### [Work order]
In the school profile below, what name was the school formerly known by?

### [Page extract]

[Start of section]

Location
- Kotowali, Dampara Chittagong Bangladesh
- Coordinates: 22°21′13″N 91°49′20″E﻿ / ﻿22.3536°N 91.8221°E

Information
- Other names: BWA or BaWA, BMS
- School type: Private
- Motto: জ্ঞানই আলো, শিক্ষাই আদর্শ (Knowledge is enlightenment, Education is supreme)
- Established: 1962 (then East Pakistan, pre-independence Bangladesh)
- Sister school: Bangladesh Mahila Samiti Kindergarten School
- School board: Board of Intermediate and Secondary Education, Chattogram (Chittagong Education Board)
- Session: January
- Principal: Mohammad Arif Ul Hasan Chowdhury
- Grades: Playgroup - 12th grade
- Gender: Female
- Enrollment: 6,000
- Education system: National Curriculum of Bangladesh
- Language: Bangla & English
- Campus type: Urban
- Colors: Orange, white (primary) Red (secondary)
- Yearbook: উত্তরণ (Uttaran)
- Website: https://www.bmssc.edu.bd/

= Bangladesh Mahila Samiti Girls' High School & College =

Bangladesh Mahila Samiti Girls' High School & College (বাংলাদেশ মহিলা সমিতি বালিকা উচ্চ বিদ্যালয় ও কলেজ) is a school for girls, located in Kotwali Thana of Chittagong, Bangladesh. For short it is known as BMS (Bangladesh Mahila Samiti) or BWA (Bangladesh Women's Association) Girls' High School & College. The school was established in 1962 (then East Pakistan, pre-independence Bangladesh). It was formerly known as Bangladesh Women Association Institute and was a coeducational school in its early years.

[End of section]

### [Material provided]

[Start of section]

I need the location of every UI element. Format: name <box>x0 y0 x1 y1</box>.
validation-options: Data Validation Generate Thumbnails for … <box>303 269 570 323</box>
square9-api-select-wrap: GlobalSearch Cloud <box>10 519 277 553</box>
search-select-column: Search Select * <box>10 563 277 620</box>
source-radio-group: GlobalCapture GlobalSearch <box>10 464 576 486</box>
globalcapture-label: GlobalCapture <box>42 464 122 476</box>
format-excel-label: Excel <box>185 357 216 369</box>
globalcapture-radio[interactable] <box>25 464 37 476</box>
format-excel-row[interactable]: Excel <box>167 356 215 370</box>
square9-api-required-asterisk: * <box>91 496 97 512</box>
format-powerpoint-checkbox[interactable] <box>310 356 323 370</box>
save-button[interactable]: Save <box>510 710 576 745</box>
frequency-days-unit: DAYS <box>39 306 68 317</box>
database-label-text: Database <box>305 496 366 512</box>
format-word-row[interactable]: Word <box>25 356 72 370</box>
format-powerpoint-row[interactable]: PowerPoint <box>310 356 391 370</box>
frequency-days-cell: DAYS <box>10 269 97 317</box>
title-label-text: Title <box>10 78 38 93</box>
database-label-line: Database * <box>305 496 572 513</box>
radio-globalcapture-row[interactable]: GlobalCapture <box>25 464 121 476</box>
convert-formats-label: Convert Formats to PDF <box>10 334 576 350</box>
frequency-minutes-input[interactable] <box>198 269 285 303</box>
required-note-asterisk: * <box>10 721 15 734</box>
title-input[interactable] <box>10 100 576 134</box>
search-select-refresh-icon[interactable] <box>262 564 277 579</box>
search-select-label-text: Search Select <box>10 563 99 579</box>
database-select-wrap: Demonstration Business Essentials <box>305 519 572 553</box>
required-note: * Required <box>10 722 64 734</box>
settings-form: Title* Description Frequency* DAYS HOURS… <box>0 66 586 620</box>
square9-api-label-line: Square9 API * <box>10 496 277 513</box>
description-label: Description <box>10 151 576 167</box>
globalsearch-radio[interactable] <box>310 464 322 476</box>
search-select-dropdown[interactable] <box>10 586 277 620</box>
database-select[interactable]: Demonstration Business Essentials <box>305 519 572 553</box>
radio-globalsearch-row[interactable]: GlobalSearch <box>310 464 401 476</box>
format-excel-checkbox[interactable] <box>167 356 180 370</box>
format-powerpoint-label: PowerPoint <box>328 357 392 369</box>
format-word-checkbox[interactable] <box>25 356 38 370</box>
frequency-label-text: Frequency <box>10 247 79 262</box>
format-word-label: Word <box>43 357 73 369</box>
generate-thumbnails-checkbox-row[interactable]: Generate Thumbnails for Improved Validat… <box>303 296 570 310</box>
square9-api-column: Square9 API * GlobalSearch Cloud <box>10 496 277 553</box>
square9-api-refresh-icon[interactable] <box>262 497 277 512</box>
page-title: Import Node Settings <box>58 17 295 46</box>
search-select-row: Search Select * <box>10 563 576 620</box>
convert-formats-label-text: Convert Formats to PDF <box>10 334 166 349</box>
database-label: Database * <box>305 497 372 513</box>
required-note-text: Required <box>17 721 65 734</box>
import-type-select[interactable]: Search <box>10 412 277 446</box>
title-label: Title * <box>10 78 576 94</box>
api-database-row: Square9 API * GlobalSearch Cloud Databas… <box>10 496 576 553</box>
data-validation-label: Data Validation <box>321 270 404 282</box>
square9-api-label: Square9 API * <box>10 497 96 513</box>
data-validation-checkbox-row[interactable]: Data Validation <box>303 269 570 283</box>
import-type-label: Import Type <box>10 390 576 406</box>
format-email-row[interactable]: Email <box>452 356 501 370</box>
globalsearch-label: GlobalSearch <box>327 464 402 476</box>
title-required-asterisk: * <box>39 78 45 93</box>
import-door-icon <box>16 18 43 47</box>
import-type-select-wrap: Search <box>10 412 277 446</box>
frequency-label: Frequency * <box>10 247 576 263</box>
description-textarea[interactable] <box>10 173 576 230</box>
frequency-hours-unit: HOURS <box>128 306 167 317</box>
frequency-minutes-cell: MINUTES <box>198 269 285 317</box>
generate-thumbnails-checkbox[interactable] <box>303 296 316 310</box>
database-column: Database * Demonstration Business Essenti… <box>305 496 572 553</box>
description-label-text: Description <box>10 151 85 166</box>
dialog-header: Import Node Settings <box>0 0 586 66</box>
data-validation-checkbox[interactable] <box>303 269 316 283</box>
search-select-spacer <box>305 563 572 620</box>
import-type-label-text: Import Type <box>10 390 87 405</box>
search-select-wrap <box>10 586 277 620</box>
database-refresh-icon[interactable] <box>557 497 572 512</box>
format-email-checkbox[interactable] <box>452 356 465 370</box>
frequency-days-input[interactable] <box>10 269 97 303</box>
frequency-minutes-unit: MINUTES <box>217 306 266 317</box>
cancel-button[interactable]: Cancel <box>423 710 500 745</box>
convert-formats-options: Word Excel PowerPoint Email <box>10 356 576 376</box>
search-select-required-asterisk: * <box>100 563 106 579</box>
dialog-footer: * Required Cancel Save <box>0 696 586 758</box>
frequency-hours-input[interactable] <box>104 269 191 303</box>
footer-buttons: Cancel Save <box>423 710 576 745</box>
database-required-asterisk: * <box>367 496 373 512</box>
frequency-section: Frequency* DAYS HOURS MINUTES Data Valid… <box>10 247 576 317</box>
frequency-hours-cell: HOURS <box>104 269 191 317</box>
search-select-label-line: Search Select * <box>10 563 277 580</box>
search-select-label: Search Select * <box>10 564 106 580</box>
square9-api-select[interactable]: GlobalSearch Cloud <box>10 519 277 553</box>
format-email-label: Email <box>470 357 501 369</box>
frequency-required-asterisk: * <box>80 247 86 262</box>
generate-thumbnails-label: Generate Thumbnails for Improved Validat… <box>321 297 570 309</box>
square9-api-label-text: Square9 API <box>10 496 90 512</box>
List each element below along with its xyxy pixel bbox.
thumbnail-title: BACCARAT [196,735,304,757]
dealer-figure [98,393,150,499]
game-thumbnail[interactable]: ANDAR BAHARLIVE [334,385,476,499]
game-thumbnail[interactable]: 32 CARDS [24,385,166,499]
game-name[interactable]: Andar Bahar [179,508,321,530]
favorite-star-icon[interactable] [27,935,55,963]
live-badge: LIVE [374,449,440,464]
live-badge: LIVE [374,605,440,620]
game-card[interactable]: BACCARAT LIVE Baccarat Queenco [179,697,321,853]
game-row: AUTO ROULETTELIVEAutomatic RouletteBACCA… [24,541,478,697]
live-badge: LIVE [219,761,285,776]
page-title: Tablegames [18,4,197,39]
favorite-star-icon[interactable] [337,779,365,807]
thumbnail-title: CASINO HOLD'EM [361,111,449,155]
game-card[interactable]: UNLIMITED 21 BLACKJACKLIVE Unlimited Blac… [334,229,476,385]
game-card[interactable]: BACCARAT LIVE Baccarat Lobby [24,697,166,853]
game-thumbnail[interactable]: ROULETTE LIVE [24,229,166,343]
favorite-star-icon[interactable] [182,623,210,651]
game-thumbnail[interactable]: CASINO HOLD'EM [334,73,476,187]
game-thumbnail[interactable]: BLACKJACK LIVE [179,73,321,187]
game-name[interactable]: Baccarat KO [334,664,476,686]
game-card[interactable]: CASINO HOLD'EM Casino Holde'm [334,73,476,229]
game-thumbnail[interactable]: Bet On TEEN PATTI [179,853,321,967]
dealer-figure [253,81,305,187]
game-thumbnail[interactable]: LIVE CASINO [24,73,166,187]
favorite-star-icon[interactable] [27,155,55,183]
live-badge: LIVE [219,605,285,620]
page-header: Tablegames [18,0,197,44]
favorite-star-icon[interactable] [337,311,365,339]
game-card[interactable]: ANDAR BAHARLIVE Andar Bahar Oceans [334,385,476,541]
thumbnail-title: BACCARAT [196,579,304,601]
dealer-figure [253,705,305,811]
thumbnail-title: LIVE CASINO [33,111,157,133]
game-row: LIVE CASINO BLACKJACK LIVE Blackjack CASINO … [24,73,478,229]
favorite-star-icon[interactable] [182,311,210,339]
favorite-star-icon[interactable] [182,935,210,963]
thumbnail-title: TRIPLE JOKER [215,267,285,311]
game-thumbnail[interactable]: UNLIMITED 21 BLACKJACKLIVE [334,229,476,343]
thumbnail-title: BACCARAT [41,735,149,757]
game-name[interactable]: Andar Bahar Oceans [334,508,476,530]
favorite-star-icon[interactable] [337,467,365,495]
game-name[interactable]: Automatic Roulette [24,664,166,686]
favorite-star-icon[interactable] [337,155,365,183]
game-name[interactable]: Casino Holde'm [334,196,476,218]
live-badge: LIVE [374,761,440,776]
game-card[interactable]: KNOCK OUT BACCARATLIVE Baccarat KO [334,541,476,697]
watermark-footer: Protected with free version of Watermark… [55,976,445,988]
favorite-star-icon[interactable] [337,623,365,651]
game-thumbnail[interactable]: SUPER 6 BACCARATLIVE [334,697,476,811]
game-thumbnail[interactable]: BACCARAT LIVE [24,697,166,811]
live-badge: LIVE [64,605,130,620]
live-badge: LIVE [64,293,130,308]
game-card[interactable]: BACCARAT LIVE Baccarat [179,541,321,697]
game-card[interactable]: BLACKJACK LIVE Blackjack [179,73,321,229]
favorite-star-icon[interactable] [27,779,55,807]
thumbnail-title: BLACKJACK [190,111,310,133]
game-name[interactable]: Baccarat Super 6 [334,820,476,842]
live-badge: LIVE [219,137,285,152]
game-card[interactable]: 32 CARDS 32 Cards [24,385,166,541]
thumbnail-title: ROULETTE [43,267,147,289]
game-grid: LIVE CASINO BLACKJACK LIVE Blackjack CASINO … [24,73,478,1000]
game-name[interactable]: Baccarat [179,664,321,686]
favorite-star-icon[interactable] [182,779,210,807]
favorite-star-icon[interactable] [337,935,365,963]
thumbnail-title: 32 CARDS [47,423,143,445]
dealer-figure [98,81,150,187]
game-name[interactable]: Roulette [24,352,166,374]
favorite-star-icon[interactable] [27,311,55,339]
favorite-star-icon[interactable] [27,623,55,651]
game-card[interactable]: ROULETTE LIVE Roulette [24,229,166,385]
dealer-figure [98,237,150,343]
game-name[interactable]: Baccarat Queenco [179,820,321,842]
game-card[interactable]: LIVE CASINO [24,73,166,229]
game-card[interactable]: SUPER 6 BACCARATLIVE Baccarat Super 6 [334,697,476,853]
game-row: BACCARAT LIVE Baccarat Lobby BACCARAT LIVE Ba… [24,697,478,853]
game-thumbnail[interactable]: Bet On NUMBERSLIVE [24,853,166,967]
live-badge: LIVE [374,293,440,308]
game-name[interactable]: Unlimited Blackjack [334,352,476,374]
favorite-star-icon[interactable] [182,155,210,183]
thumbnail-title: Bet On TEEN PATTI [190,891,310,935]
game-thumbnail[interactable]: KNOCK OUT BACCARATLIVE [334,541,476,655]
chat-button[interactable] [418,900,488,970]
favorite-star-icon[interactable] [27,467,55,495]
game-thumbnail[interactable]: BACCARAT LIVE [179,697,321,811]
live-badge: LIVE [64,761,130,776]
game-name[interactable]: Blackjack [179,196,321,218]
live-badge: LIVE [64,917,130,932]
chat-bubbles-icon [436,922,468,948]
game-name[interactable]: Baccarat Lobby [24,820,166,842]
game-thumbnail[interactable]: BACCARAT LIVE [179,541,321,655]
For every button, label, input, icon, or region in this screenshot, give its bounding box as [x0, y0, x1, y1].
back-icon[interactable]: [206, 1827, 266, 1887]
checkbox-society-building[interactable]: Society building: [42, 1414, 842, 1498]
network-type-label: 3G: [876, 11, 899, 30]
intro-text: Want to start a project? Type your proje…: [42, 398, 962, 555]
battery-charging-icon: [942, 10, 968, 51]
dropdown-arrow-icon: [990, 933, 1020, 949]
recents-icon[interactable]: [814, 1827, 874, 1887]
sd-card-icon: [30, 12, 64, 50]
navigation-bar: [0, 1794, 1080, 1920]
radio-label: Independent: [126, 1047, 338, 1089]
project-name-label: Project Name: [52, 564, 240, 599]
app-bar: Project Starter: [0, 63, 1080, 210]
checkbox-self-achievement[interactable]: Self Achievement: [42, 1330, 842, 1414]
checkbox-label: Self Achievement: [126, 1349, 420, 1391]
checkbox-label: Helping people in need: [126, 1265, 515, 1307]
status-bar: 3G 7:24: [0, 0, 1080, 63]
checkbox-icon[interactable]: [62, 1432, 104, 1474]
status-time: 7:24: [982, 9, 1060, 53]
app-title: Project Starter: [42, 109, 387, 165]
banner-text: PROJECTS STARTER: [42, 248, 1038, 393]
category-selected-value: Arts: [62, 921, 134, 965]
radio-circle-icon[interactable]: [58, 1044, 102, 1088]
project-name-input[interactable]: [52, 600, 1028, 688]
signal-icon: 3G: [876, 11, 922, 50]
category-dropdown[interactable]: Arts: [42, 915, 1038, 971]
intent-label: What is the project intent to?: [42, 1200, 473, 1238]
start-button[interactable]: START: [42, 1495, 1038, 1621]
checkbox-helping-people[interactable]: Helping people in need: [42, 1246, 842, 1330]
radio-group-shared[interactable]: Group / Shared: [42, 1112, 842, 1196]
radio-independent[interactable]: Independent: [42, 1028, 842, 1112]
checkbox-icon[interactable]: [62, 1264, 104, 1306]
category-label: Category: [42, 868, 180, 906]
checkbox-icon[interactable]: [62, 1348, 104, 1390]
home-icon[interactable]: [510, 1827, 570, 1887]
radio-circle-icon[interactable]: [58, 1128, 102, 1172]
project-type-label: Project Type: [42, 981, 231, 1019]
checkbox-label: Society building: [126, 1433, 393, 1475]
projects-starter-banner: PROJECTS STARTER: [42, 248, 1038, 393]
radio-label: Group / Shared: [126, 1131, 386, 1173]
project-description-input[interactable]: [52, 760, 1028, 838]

[End of section]

### [Solution for this problem]
Bangladesh Women Association Institute